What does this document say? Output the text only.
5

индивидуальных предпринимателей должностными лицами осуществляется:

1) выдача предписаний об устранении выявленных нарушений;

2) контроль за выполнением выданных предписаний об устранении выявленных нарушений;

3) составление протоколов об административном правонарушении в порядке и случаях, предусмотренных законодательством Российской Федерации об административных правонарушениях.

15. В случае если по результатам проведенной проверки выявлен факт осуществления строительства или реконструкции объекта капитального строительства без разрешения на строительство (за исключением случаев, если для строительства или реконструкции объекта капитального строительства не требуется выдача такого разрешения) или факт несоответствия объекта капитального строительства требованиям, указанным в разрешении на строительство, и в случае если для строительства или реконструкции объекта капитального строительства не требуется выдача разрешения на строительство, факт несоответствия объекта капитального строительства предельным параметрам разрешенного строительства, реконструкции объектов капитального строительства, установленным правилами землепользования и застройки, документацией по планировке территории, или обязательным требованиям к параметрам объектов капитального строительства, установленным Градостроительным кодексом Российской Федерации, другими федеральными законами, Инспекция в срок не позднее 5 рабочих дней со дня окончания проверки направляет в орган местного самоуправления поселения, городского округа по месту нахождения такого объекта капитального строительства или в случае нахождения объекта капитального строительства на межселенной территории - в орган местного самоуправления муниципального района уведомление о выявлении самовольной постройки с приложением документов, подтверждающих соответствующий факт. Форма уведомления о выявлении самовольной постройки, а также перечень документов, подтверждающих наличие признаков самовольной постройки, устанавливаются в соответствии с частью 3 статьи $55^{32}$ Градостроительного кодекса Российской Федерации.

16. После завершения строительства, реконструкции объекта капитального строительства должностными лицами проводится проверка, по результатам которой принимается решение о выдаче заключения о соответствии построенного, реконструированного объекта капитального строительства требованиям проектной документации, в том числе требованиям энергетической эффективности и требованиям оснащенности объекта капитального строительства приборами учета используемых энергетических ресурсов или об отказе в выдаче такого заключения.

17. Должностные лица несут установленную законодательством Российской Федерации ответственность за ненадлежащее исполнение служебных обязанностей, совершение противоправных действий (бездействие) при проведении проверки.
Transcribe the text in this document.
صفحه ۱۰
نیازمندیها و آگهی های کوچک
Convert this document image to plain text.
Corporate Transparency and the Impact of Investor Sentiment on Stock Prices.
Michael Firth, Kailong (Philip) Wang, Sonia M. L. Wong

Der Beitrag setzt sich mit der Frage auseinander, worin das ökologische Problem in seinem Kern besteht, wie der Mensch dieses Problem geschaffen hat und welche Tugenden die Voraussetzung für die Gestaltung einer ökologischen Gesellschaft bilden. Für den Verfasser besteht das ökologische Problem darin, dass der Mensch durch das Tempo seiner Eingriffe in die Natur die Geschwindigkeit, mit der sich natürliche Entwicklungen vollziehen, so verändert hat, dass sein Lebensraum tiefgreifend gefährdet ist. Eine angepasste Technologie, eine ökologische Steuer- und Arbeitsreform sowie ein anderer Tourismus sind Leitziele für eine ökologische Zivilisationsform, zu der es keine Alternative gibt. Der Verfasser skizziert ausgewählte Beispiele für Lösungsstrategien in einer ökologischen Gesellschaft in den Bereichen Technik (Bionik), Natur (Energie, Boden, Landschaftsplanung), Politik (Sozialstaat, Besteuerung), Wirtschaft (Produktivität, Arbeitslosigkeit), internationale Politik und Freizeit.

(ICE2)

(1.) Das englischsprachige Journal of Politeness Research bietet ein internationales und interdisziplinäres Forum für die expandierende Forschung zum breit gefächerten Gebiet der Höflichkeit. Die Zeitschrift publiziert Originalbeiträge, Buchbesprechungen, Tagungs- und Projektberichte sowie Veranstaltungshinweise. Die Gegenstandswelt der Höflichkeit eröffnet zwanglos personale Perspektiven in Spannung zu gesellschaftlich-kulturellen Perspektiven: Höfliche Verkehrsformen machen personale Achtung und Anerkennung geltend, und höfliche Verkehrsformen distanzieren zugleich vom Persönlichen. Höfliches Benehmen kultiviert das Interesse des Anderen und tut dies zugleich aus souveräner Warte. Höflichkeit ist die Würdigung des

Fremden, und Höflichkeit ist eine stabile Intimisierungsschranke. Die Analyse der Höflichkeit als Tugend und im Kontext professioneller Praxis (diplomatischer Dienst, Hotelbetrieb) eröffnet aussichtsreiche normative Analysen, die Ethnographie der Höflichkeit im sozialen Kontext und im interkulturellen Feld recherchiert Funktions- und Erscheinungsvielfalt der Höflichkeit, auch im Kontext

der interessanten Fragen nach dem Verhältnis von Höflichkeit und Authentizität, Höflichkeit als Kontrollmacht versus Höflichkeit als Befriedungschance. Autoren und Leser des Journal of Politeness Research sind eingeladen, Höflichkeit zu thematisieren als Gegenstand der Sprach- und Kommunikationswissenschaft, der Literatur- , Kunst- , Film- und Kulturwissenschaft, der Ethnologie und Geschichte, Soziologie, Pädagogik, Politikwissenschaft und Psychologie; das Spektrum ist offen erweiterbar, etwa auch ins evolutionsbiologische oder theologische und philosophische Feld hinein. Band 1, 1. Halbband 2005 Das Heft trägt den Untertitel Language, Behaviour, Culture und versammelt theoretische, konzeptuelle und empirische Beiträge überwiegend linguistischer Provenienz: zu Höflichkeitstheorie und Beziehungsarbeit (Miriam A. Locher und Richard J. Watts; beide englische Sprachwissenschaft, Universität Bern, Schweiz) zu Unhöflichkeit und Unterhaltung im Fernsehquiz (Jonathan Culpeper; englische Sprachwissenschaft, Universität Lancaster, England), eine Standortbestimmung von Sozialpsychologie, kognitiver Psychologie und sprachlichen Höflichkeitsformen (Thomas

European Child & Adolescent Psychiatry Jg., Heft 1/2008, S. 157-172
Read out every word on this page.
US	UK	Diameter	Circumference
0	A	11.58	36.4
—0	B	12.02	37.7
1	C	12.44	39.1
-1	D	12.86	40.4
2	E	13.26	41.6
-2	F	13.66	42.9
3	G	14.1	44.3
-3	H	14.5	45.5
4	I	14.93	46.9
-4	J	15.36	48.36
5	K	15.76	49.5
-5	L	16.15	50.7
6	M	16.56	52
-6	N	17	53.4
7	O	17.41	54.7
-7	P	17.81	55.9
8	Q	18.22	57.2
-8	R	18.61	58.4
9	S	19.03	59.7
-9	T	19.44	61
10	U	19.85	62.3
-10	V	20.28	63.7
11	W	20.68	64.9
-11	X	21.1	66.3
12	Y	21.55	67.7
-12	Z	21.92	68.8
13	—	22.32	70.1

.....

YOUR TASK: Which lines include the word "this"? Copy every one of them.

RESPONSE:
What does this document say? Output the text only.
Transcribe the text in this document.
Convert this document image to plain text.
Read out every word on this page.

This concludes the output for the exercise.